- [MATERIAL FOR THE TASK]:
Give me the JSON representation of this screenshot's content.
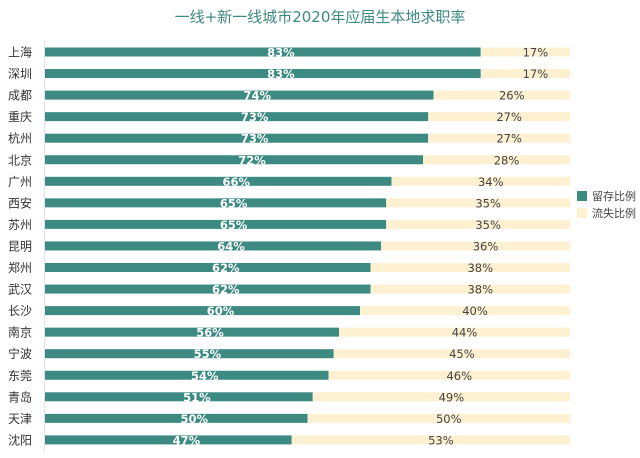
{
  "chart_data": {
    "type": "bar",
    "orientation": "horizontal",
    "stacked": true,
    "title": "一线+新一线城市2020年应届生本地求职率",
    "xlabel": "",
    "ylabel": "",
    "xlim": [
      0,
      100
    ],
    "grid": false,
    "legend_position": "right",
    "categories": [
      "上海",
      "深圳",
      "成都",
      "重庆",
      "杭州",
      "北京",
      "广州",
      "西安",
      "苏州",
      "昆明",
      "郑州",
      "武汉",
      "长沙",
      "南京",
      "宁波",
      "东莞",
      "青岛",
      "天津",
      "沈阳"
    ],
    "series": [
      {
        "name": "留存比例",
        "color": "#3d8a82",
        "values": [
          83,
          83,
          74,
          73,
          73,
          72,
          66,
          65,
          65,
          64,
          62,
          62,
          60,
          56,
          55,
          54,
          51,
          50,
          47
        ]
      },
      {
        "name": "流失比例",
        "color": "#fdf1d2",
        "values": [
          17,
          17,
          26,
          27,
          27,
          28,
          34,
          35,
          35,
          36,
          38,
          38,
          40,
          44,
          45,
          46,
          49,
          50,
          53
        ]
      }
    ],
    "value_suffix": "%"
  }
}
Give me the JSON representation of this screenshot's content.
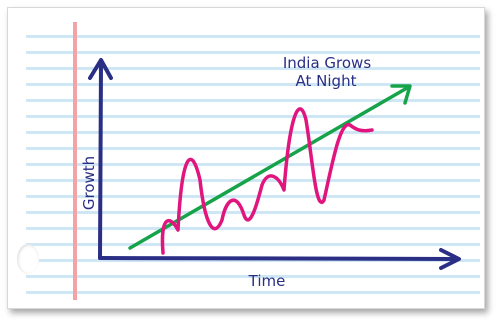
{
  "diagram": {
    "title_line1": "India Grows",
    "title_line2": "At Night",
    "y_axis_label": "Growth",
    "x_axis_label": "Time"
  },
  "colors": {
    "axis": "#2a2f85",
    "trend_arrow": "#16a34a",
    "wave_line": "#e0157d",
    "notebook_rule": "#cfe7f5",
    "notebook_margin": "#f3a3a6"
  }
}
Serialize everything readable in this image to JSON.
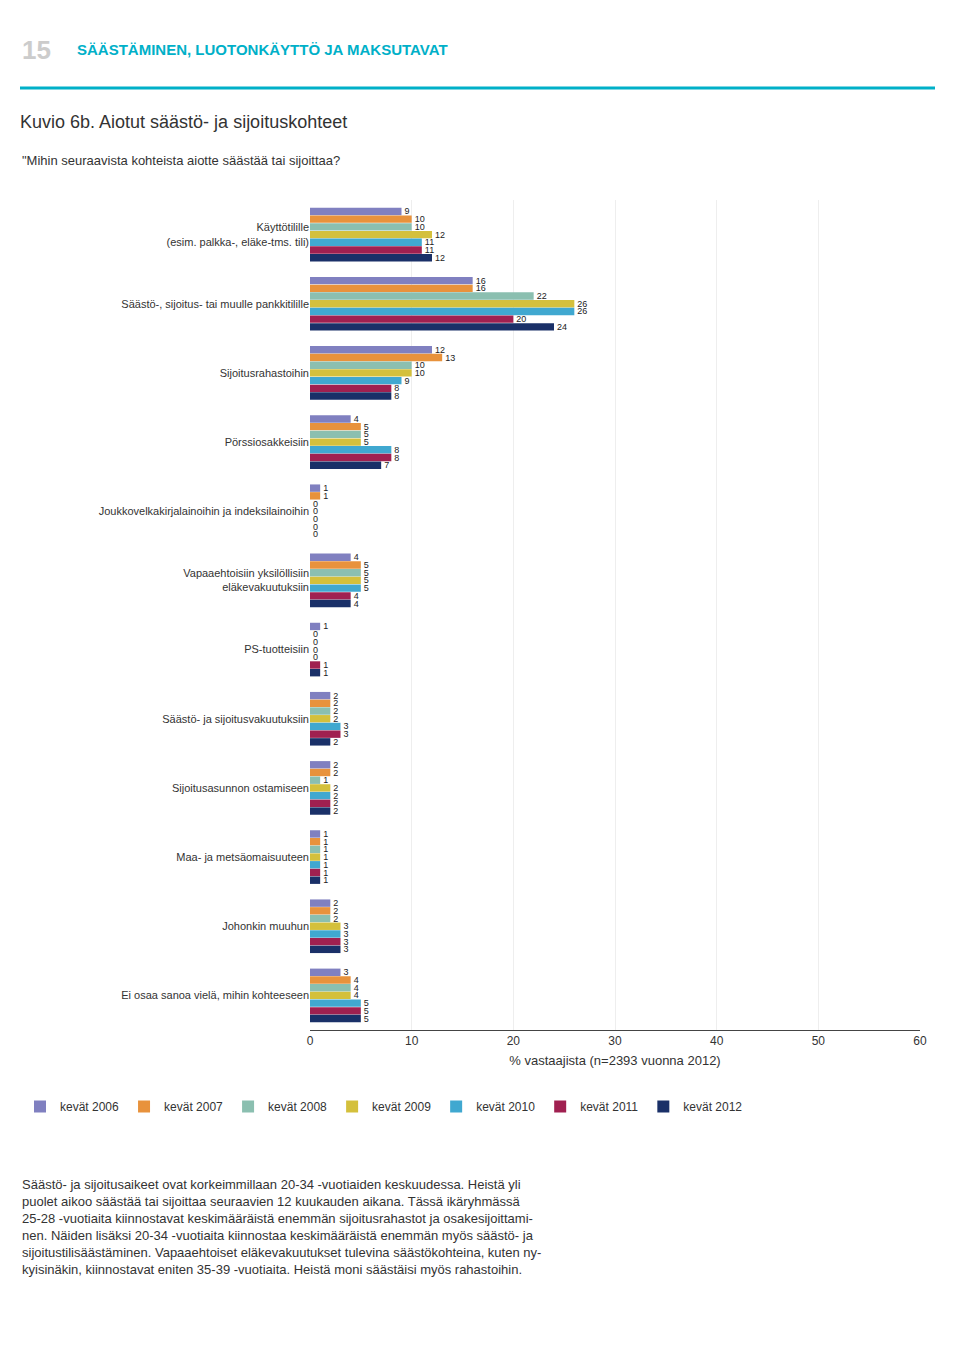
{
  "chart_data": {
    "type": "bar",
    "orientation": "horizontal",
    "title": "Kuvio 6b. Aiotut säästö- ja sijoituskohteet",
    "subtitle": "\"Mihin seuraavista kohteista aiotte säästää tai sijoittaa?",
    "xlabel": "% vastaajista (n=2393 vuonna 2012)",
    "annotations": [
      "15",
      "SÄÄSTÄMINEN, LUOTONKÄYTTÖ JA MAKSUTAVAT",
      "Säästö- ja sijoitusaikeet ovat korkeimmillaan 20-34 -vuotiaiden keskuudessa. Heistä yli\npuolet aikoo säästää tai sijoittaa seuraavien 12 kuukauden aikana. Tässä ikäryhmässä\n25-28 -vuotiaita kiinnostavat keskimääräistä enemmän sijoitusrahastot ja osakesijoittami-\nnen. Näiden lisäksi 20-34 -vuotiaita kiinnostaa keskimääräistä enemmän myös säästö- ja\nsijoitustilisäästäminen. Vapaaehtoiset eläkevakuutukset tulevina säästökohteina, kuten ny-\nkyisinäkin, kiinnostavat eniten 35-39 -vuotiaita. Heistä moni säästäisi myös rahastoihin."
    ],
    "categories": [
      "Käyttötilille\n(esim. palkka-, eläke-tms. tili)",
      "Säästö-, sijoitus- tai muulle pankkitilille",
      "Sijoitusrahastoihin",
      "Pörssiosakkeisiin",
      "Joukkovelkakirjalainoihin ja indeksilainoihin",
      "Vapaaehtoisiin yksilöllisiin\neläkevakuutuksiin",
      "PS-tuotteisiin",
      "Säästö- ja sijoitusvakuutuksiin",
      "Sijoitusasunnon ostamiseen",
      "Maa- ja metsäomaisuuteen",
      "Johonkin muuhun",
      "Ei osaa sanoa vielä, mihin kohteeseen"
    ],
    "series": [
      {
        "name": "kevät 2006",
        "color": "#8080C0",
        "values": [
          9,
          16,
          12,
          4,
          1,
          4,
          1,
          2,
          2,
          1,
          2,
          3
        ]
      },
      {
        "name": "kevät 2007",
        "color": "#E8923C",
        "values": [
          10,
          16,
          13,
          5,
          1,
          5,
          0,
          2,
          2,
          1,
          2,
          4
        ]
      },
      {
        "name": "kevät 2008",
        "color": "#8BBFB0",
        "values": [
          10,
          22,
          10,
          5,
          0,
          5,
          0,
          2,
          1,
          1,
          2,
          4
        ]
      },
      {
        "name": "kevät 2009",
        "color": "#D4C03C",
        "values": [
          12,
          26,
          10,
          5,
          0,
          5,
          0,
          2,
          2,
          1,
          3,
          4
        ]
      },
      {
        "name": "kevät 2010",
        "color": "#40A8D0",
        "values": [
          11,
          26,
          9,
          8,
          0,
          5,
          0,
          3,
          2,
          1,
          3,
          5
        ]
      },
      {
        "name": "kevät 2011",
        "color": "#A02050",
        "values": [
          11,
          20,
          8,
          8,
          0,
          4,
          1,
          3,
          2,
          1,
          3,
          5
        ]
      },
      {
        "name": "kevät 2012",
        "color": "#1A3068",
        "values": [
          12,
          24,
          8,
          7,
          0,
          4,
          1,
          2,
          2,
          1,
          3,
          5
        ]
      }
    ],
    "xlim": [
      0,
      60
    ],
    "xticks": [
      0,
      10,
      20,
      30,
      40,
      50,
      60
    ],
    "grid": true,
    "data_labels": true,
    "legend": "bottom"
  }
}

- [EXERCISE PROMPT]: Give every line above again exactly, with no pictures.

- [RESULT OF THE TASK]:
Give me the JSON representation of this screenshot's content.
{
  "chart_data": {
    "type": "bar",
    "orientation": "horizontal",
    "stacked": true,
    "title": "一线+新一线城市2020年应届生本地求职率",
    "xlabel": "",
    "ylabel": "",
    "xlim": [
      0,
      100
    ],
    "grid": false,
    "legend_position": "right",
    "categories": [
      "上海",
      "深圳",
      "成都",
      "重庆",
      "杭州",
      "北京",
      "广州",
      "西安",
      "苏州",
      "昆明",
      "郑州",
      "武汉",
      "长沙",
      "南京",
      "宁波",
      "东莞",
      "青岛",
      "天津",
      "沈阳"
    ],
    "series": [
      {
        "name": "留存比例",
        "color": "#3d8a82",
        "values": [
          83,
          83,
          74,
          73,
          73,
          72,
          66,
          65,
          65,
          64,
          62,
          62,
          60,
          56,
          55,
          54,
          51,
          50,
          47
        ]
      },
      {
        "name": "流失比例",
        "color": "#fdf1d2",
        "values": [
          17,
          17,
          26,
          27,
          27,
          28,
          34,
          35,
          35,
          36,
          38,
          38,
          40,
          44,
          45,
          46,
          49,
          50,
          53
        ]
      }
    ],
    "value_suffix": "%"
  }
}
Give me the JSON representation of this screenshot's content.
{
  "diagram": {
    "title_line1": "India Grows",
    "title_line2": "At Night",
    "y_axis_label": "Growth",
    "x_axis_label": "Time"
  },
  "colors": {
    "axis": "#2a2f85",
    "trend_arrow": "#16a34a",
    "wave_line": "#e0157d",
    "notebook_rule": "#cfe7f5",
    "notebook_margin": "#f3a3a6"
  }
}
Serialize everything readable in this image to JSON.
{
  "chart_data": {
    "type": "bar",
    "orientation": "horizontal",
    "title": "Kuvio 6b. Aiotut säästö- ja sijoituskohteet",
    "subtitle": "\"Mihin seuraavista kohteista aiotte säästää tai sijoittaa?",
    "xlabel": "% vastaajista (n=2393 vuonna 2012)",
    "annotations": [
      "15",
      "SÄÄSTÄMINEN, LUOTONKÄYTTÖ JA MAKSUTAVAT",
      "Säästö- ja sijoitusaikeet ovat korkeimmillaan 20-34 -vuotiaiden keskuudessa. Heistä yli\npuolet aikoo säästää tai sijoittaa seuraavien 12 kuukauden aikana. Tässä ikäryhmässä\n25-28 -vuotiaita kiinnostavat keskimääräistä enemmän sijoitusrahastot ja osakesijoittami-\nnen. Näiden lisäksi 20-34 -vuotiaita kiinnostaa keskimääräistä enemmän myös säästö- ja\nsijoitustilisäästäminen. Vapaaehtoiset eläkevakuutukset tulevina säästökohteina, kuten ny-\nkyisinäkin, kiinnostavat eniten 35-39 -vuotiaita. Heistä moni säästäisi myös rahastoihin."
    ],
    "categories": [
      "Käyttötilille\n(esim. palkka-, eläke-tms. tili)",
      "Säästö-, sijoitus- tai muulle pankkitilille",
      "Sijoitusrahastoihin",
      "Pörssiosakkeisiin",
      "Joukkovelkakirjalainoihin ja indeksilainoihin",
      "Vapaaehtoisiin yksilöllisiin\neläkevakuutuksiin",
      "PS-tuotteisiin",
      "Säästö- ja sijoitusvakuutuksiin",
      "Sijoitusasunnon ostamiseen",
      "Maa- ja metsäomaisuuteen",
      "Johonkin muuhun",
      "Ei osaa sanoa vielä, mihin kohteeseen"
    ],
    "series": [
      {
        "name": "kevät 2006",
        "color": "#8080C0",
        "values": [
          9,
          16,
          12,
          4,
          1,
          4,
          1,
          2,
          2,
          1,
          2,
          3
        ]
      },
      {
        "name": "kevät 2007",
        "color": "#E8923C",
        "values": [
          10,
          16,
          13,
          5,
          1,
          5,
          0,
          2,
          2,
          1,
          2,
          4
        ]
      },
      {
        "name": "kevät 2008",
        "color": "#8BBFB0",
        "values": [
          10,
          22,
          10,
          5,
          0,
          5,
          0,
          2,
          1,
          1,
          2,
          4
        ]
      },
      {
        "name": "kevät 2009",
        "color": "#D4C03C",
        "values": [
          12,
          26,
          10,
          5,
          0,
          5,
          0,
          2,
          2,
          1,
          3,
          4
        ]
      },
      {
        "name": "kevät 2010",
        "color": "#40A8D0",
        "values": [
          11,
          26,
          9,
          8,
          0,
          5,
          0,
          3,
          2,
          1,
          3,
          5
        ]
      },
      {
        "name": "kevät 2011",
        "color": "#A02050",
        "values": [
          11,
          20,
          8,
          8,
          0,
          4,
          1,
          3,
          2,
          1,
          3,
          5
        ]
      },
      {
        "name": "kevät 2012",
        "color": "#1A3068",
        "values": [
          12,
          24,
          8,
          7,
          0,
          4,
          1,
          2,
          2,
          1,
          3,
          5
        ]
      }
    ],
    "xlim": [
      0,
      60
    ],
    "xticks": [
      0,
      10,
      20,
      30,
      40,
      50,
      60
    ],
    "grid": true,
    "data_labels": true,
    "legend": "bottom"
  }
}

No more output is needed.